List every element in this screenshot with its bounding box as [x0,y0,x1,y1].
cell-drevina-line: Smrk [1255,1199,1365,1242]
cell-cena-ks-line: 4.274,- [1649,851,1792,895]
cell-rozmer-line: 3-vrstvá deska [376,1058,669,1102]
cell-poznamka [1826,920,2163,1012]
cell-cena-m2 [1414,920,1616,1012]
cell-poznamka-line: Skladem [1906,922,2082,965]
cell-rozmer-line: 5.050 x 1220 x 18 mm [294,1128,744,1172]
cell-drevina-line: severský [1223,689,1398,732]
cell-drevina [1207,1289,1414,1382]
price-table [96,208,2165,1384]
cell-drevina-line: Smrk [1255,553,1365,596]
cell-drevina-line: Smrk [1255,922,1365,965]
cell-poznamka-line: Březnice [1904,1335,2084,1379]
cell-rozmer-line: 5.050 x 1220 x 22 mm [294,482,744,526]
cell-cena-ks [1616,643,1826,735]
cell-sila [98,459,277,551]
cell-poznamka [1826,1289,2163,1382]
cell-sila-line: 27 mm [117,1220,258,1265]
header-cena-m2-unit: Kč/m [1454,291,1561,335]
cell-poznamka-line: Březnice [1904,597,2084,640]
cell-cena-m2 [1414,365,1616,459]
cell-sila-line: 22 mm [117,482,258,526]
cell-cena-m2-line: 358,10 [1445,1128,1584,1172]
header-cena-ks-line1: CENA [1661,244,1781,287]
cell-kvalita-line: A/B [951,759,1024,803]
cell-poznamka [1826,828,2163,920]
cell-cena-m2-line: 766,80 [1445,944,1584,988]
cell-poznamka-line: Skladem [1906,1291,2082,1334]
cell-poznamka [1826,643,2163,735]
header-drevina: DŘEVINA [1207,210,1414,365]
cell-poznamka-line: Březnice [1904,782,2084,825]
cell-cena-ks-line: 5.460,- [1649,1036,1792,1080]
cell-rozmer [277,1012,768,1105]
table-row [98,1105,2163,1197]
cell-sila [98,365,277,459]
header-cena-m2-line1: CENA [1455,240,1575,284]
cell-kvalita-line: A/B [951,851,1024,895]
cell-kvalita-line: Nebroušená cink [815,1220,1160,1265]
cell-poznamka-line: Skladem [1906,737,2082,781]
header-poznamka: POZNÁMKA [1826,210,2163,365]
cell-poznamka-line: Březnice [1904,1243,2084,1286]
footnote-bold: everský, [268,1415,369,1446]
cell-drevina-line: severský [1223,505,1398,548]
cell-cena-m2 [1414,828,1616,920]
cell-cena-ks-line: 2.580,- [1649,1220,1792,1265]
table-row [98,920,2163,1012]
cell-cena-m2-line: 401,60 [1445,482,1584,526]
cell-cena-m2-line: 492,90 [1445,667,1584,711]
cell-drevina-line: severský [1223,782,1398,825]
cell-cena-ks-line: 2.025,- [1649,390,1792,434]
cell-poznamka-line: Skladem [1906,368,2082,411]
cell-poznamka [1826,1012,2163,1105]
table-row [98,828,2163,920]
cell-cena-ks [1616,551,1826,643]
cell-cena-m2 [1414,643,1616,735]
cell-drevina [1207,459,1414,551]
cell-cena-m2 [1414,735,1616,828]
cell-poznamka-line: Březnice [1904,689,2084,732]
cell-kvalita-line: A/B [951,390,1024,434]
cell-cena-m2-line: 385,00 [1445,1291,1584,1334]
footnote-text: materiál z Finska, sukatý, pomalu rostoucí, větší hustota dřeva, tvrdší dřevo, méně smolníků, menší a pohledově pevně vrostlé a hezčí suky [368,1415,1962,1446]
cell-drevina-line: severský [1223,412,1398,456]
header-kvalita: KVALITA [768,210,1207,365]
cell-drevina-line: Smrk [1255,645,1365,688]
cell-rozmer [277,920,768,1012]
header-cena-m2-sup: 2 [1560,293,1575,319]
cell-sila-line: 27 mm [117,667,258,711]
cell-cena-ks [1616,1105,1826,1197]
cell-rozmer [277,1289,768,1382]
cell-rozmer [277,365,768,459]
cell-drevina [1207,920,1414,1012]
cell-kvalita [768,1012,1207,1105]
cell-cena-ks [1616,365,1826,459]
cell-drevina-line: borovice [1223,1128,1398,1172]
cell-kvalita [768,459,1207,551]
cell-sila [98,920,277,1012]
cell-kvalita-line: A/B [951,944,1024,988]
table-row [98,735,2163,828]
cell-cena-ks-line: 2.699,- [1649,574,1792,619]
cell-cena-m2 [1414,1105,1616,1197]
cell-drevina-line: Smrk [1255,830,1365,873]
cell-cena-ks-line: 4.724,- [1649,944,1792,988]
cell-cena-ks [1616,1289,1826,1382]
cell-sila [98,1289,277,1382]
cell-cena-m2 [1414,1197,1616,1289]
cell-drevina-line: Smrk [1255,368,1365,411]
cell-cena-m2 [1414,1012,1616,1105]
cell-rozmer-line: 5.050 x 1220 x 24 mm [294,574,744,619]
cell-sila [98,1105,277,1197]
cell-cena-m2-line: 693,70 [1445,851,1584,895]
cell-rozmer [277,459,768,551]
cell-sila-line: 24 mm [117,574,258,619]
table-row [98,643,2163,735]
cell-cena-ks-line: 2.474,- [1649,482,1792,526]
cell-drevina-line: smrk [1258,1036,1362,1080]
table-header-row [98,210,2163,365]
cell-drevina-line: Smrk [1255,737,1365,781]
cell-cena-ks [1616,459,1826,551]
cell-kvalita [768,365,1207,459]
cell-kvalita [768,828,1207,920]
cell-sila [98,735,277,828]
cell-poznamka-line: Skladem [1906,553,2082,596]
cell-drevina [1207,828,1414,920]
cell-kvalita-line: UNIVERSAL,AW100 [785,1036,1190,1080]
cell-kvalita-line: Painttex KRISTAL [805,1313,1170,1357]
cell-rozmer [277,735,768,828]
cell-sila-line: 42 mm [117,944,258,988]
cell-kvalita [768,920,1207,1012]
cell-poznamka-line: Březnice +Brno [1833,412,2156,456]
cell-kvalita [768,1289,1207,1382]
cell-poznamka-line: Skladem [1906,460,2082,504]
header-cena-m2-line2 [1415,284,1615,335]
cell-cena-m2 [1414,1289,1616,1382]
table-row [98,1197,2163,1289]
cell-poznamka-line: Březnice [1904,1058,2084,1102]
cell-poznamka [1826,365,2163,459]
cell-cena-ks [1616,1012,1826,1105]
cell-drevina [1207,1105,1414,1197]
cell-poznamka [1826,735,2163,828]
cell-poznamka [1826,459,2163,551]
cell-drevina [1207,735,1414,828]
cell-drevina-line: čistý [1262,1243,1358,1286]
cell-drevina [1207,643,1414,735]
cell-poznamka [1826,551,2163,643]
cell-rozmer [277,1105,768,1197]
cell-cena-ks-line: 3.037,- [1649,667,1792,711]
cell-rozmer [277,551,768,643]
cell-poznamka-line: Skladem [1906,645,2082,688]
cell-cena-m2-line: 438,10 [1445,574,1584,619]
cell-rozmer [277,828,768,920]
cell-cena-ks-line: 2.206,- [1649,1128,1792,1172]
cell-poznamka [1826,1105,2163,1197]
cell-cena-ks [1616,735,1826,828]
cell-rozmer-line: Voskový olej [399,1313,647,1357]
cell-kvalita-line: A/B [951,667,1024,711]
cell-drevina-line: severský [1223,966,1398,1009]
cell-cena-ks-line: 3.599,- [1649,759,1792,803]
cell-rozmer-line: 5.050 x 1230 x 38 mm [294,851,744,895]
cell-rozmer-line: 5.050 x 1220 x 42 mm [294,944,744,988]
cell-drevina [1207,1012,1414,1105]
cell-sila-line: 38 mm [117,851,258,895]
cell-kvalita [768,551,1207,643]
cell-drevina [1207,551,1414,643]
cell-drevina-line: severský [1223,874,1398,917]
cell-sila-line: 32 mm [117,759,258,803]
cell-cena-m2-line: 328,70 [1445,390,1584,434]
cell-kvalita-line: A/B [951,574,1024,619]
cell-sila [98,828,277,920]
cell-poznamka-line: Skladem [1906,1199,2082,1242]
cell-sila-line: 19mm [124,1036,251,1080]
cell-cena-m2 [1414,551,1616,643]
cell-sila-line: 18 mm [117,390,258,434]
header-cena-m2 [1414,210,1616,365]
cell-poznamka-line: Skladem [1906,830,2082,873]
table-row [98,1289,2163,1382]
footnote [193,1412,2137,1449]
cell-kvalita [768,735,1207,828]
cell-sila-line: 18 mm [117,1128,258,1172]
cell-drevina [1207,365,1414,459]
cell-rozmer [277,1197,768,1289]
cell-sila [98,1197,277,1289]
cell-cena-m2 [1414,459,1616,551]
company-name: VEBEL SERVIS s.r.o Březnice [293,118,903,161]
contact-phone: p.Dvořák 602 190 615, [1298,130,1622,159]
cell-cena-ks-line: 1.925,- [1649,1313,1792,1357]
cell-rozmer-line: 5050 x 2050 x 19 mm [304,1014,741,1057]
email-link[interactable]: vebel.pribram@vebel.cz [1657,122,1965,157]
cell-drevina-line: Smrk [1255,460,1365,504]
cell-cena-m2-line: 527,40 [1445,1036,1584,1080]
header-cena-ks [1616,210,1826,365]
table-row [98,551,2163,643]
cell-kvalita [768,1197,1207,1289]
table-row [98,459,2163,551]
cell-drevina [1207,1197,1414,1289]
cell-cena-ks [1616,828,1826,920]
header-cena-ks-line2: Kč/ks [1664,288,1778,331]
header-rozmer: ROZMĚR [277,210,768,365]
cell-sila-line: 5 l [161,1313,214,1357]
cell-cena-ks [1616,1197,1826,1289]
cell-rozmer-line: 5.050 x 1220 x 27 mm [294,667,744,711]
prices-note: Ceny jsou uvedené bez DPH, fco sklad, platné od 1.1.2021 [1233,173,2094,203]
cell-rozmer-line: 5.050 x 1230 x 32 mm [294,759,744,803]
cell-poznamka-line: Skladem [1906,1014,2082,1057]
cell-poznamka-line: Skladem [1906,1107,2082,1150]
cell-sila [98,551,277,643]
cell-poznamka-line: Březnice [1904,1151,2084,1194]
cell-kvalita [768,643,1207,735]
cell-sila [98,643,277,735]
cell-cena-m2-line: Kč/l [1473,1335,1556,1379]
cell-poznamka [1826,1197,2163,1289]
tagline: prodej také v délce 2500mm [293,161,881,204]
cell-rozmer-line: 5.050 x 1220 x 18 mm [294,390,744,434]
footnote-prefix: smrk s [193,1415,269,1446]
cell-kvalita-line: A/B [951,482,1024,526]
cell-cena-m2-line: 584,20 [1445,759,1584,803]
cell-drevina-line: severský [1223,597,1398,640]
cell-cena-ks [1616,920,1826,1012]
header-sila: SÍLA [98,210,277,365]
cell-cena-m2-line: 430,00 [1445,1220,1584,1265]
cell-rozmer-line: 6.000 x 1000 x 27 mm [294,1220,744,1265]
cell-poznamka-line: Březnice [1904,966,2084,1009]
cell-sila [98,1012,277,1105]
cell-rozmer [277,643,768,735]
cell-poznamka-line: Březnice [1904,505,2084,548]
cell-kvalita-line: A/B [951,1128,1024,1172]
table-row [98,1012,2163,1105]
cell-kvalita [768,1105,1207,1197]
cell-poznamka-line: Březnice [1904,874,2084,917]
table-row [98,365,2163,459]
_ _ _ _
*Requirements*
Rewrite the entries starting at the first one and ending at the line containing "cell-poznamka [1826,643,2163,735]", changing "Skladem" to "Na skladě" and leaving everything else unchanged.

*Answer for the task*
List every element in this screenshot with its bounding box as [x0,y0,x1,y1].
cell-drevina-line: Smrk [1255,1199,1365,1242]
cell-cena-ks-line: 4.274,- [1649,851,1792,895]
cell-rozmer-line: 3-vrstvá deska [376,1058,669,1102]
cell-poznamka [1826,920,2163,1012]
cell-cena-m2 [1414,920,1616,1012]
cell-poznamka-line: Na skladě [1906,922,2082,965]
cell-rozmer-line: 5.050 x 1220 x 18 mm [294,1128,744,1172]
cell-drevina-line: severský [1223,689,1398,732]
cell-drevina [1207,1289,1414,1382]
price-table [96,208,2165,1384]
cell-drevina-line: Smrk [1255,553,1365,596]
cell-drevina-line: Smrk [1255,922,1365,965]
cell-poznamka-line: Březnice [1904,1335,2084,1379]
cell-rozmer-line: 5.050 x 1220 x 22 mm [294,482,744,526]
cell-cena-ks [1616,643,1826,735]
cell-sila [98,459,277,551]
cell-poznamka [1826,1289,2163,1382]
cell-sila-line: 27 mm [117,1220,258,1265]
header-cena-m2-unit: Kč/m [1454,291,1561,335]
cell-poznamka-line: Březnice [1904,597,2084,640]
cell-cena-m2 [1414,365,1616,459]
cell-sila-line: 22 mm [117,482,258,526]
cell-cena-m2-line: 358,10 [1445,1128,1584,1172]
header-cena-ks-line1: CENA [1661,244,1781,287]
cell-kvalita-line: A/B [951,759,1024,803]
cell-poznamka [1826,828,2163,920]
cell-cena-m2-line: 766,80 [1445,944,1584,988]
cell-poznamka-line: Na skladě [1906,1291,2082,1334]
cell-poznamka [1826,643,2163,735]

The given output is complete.